Work out how many lines include "screenshot" and answer with that number only.

** begin Entries **

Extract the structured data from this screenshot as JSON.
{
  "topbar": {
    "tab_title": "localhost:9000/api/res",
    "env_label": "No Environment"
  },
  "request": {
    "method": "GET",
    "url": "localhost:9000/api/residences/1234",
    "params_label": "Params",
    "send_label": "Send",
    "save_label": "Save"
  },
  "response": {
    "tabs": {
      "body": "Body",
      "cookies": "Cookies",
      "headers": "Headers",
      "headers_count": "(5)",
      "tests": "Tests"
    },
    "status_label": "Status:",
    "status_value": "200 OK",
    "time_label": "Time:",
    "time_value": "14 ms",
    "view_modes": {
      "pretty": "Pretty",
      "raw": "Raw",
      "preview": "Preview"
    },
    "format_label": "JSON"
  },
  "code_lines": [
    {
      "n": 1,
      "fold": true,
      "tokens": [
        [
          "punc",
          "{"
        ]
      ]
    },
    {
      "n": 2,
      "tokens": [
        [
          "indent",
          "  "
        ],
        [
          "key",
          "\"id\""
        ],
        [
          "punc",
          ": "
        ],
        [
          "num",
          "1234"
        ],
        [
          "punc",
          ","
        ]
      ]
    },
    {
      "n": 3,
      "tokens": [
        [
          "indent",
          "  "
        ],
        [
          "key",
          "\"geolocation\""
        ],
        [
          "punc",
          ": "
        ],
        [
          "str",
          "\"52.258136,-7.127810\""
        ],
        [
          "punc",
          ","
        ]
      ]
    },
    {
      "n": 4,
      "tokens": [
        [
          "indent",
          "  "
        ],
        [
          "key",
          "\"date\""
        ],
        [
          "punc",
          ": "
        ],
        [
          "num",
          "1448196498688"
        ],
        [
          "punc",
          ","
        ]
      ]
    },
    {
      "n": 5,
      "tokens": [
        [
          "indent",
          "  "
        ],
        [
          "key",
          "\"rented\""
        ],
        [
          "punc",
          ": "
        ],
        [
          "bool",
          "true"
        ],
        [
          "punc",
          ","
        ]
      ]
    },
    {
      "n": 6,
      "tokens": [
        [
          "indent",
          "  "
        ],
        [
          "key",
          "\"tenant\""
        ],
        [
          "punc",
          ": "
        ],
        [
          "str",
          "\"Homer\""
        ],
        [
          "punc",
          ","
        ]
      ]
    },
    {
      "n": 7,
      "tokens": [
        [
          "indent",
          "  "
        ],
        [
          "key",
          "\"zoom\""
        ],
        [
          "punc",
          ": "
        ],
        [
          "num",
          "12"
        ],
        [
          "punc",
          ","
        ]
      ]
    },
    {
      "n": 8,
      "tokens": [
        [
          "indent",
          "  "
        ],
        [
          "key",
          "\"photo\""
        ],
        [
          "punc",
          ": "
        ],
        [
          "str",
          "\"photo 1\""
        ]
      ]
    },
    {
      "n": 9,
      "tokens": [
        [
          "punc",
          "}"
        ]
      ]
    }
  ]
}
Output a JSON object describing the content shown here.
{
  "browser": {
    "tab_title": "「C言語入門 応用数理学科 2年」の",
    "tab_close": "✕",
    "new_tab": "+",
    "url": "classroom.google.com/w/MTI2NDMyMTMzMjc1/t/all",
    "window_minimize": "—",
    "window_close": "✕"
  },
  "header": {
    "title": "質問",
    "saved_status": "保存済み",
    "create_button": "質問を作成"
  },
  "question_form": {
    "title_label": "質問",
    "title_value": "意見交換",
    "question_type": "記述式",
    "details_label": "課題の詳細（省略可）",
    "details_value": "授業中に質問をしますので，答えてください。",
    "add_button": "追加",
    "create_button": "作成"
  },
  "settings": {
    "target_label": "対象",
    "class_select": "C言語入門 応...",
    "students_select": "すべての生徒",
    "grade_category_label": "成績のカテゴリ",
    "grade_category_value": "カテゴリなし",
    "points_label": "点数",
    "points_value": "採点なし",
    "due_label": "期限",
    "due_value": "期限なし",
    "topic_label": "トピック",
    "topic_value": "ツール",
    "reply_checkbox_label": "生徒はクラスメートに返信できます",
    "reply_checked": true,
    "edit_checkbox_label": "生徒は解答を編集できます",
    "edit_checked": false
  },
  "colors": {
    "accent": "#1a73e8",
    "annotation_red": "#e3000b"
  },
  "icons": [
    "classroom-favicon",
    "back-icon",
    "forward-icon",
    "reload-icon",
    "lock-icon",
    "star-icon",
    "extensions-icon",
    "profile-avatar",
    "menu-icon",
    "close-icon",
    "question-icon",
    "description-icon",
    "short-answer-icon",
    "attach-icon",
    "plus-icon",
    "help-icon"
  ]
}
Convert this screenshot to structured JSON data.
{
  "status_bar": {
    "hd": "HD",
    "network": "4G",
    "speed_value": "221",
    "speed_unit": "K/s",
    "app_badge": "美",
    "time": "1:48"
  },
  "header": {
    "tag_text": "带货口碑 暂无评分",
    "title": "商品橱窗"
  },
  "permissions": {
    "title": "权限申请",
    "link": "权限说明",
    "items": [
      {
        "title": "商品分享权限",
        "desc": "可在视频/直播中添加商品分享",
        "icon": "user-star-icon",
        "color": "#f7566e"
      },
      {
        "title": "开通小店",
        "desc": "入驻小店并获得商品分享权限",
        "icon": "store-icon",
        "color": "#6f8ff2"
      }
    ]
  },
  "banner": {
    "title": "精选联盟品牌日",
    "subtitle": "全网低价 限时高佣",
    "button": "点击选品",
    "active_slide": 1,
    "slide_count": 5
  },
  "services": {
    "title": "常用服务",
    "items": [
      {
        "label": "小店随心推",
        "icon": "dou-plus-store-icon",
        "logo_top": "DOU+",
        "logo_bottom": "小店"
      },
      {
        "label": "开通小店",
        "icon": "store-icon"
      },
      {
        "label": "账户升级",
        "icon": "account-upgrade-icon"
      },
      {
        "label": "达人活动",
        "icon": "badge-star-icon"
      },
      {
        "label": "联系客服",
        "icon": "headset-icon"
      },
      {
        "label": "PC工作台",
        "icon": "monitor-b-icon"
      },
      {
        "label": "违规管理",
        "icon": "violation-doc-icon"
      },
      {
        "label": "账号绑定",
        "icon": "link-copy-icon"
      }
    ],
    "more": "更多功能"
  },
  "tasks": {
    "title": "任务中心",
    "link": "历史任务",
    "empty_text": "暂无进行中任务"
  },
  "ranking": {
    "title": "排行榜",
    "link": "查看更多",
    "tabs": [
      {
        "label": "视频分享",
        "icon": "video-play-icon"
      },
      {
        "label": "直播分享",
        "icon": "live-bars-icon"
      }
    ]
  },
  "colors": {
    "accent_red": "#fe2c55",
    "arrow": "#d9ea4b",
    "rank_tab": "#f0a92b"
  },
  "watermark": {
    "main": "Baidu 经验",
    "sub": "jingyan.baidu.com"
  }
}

** end Entries **

▶ _Correct answer_: 2